• OBJECTIVE: Can you write out the whole listing exactly?

• RECORDS:
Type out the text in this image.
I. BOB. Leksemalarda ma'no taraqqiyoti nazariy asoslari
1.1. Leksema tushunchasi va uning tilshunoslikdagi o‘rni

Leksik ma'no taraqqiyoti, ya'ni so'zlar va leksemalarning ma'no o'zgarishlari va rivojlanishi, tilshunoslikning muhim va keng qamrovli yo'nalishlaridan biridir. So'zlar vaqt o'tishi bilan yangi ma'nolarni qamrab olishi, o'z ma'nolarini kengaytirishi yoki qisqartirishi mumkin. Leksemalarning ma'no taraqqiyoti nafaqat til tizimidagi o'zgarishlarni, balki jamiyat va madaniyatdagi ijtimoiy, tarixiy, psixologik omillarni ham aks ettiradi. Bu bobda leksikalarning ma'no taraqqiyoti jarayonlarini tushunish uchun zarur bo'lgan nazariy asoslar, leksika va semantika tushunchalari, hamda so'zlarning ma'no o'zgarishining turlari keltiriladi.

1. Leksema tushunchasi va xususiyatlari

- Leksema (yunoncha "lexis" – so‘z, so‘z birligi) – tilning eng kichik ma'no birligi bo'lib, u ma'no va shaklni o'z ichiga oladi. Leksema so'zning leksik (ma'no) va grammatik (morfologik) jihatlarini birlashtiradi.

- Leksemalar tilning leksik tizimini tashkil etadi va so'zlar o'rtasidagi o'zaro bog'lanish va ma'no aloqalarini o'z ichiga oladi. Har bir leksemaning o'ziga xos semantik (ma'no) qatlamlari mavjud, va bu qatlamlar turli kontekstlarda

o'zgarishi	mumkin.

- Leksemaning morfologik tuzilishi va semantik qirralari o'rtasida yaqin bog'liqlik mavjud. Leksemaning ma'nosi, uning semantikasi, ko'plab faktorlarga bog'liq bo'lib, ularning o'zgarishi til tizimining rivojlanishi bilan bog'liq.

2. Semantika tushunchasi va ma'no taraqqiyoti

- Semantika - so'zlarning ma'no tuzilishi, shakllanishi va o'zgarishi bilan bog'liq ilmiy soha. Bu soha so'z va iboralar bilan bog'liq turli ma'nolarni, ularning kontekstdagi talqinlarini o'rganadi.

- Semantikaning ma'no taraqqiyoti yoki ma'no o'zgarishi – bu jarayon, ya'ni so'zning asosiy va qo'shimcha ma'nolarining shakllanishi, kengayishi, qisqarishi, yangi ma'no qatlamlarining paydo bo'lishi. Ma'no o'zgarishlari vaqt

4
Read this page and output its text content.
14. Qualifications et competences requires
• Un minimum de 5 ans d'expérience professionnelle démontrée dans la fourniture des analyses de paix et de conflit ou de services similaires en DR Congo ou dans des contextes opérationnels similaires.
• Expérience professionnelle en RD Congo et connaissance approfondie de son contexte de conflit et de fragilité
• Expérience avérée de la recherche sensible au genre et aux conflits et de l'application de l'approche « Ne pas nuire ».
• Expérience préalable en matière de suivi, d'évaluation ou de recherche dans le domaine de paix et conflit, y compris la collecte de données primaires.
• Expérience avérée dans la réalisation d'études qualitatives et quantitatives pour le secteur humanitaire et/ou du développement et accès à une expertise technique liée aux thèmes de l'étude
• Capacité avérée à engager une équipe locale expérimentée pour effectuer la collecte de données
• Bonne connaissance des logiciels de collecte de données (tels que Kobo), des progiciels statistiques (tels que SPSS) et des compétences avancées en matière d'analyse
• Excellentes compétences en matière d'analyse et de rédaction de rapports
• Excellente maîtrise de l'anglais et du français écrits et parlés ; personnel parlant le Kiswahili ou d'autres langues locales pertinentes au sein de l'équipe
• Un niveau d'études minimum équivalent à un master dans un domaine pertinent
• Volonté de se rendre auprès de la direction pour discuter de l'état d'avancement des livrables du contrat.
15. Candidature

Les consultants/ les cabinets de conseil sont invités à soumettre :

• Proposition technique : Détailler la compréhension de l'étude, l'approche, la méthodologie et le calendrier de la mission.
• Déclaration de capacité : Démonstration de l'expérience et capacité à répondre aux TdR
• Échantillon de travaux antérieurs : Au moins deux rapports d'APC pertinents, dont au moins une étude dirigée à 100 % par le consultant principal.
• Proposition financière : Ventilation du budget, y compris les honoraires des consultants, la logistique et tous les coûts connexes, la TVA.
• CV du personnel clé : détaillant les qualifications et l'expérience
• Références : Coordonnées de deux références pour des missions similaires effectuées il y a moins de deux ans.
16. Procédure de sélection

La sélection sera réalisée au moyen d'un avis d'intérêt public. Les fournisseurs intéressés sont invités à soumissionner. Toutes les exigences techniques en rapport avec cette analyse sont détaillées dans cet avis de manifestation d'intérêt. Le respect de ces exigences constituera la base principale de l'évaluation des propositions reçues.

• THE REPLY:
Type out the text in this image.
I. BOB. Leksemalarda ma'no taraqqiyoti nazariy asoslari
1.1. Leksema tushunchasi va uning tilshunoslikdagi o‘rni

Leksik ma'no taraqqiyoti, ya'ni so'zlar va leksemalarning ma'no o'zgarishlari va rivojlanishi, tilshunoslikning muhim va keng qamrovli yo'nalishlaridan biridir. So'zlar vaqt o'tishi bilan yangi ma'nolarni qamrab olishi, o'z ma'nolarini kengaytirishi yoki qisqartirishi mumkin. Leksemalarning ma'no taraqqiyoti nafaqat til tizimidagi o'zgarishlarni, balki jamiyat va madaniyatdagi ijtimoiy, tarixiy, psixologik omillarni ham aks ettiradi. Bu bobda leksikalarning ma'no taraqqiyoti jarayonlarini tushunish uchun zarur bo'lgan nazariy asoslar, leksika va semantika tushunchalari, hamda so'zlarning ma'no o'zgarishining turlari keltiriladi.

1. Leksema tushunchasi va xususiyatlari

- Leksema (yunoncha "lexis" – so‘z, so‘z birligi) – tilning eng kichik ma'no birligi bo'lib, u ma'no va shaklni o'z ichiga oladi. Leksema so'zning leksik (ma'no) va grammatik (morfologik) jihatlarini birlashtiradi.

- Leksemalar tilning leksik tizimini tashkil etadi va so'zlar o'rtasidagi o'zaro bog'lanish va ma'no aloqalarini o'z ichiga oladi. Har bir leksemaning o'ziga xos semantik (ma'no) qatlamlari mavjud, va bu qatlamlar turli kontekstlarda

o'zgarishi	mumkin.

- Leksemaning morfologik tuzilishi va semantik qirralari o'rtasida yaqin bog'liqlik mavjud. Leksemaning ma'nosi, uning semantikasi, ko'plab faktorlarga bog'liq bo'lib, ularning o'zgarishi til tizimining rivojlanishi bilan bog'liq.

2. Semantika tushunchasi va ma'no taraqqiyoti

- Semantika - so'zlarning ma'no tuzilishi, shakllanishi va o'zgarishi bilan bog'liq ilmiy soha. Bu soha so'z va iboralar bilan bog'liq turli ma'nolarni, ularning kontekstdagi talqinlarini o'rganadi.

- Semantikaning ma'no taraqqiyoti yoki ma'no o'zgarishi – bu jarayon, ya'ni so'zning asosiy va qo'shimcha ma'nolarining shakllanishi, kengayishi, qisqarishi, yangi ma'no qatlamlarining paydo bo'lishi. Ma'no o'zgarishlari vaqt

4
Read this page and output its text content.
14. Qualifications et competences requires
• Un minimum de 5 ans d'expérience professionnelle démontrée dans la fourniture des analyses de paix et de conflit ou de services similaires en DR Congo ou dans des contextes opérationnels similaires.
• Expérience professionnelle en RD Congo et connaissance approfondie de son contexte de conflit et de fragilité
• Expérience avérée de la recherche sensible au genre et aux conflits et de l'application de l'approche « Ne pas nuire ».
• Expérience préalable en matière de suivi, d'évaluation ou de recherche dans le domaine de paix et conflit, y compris la collecte de données primaires.
• Expérience avérée dans la réalisation d'études qualitatives et quantitatives pour le secteur humanitaire et/ou du développement et accès à une expertise technique liée aux thèmes de l'étude
• Capacité avérée à engager une équipe locale expérimentée pour effectuer la collecte de données
• Bonne connaissance des logiciels de collecte de données (tels que Kobo), des progiciels statistiques (tels que SPSS) et des compétences avancées en matière d'analyse
• Excellentes compétences en matière d'analyse et de rédaction de rapports
• Excellente maîtrise de l'anglais et du français écrits et parlés ; personnel parlant le Kiswahili ou d'autres langues locales pertinentes au sein de l'équipe
• Un niveau d'études minimum équivalent à un master dans un domaine pertinent
• Volonté de se rendre auprès de la direction pour discuter de l'état d'avancement des livrables du contrat.
15. Candidature

Les consultants/ les cabinets de conseil sont invités à soumettre :

• Proposition technique : Détailler la compréhension de l'étude, l'approche, la méthodologie et le calendrier de la mission.
• Déclaration de capacité : Démonstration de l'expérience et capacité à répondre aux TdR
• Échantillon de travaux antérieurs : Au moins deux rapports d'APC pertinents, dont au moins une étude dirigée à 100 % par le consultant principal.
• Proposition financière : Ventilation du budget, y compris les honoraires des consultants, la logistique et tous les coûts connexes, la TVA.
• CV du personnel clé : détaillant les qualifications et l'expérience
• Références : Coordonnées de deux références pour des missions similaires effectuées il y a moins de deux ans.
16. Procédure de sélection

La sélection sera réalisée au moyen d'un avis d'intérêt public. Les fournisseurs intéressés sont invités à soumissionner. Toutes les exigences techniques en rapport avec cette analyse sont détaillées dans cet avis de manifestation d'intérêt. Le respect de ces exigences constituera la base principale de l'évaluation des propositions reçues.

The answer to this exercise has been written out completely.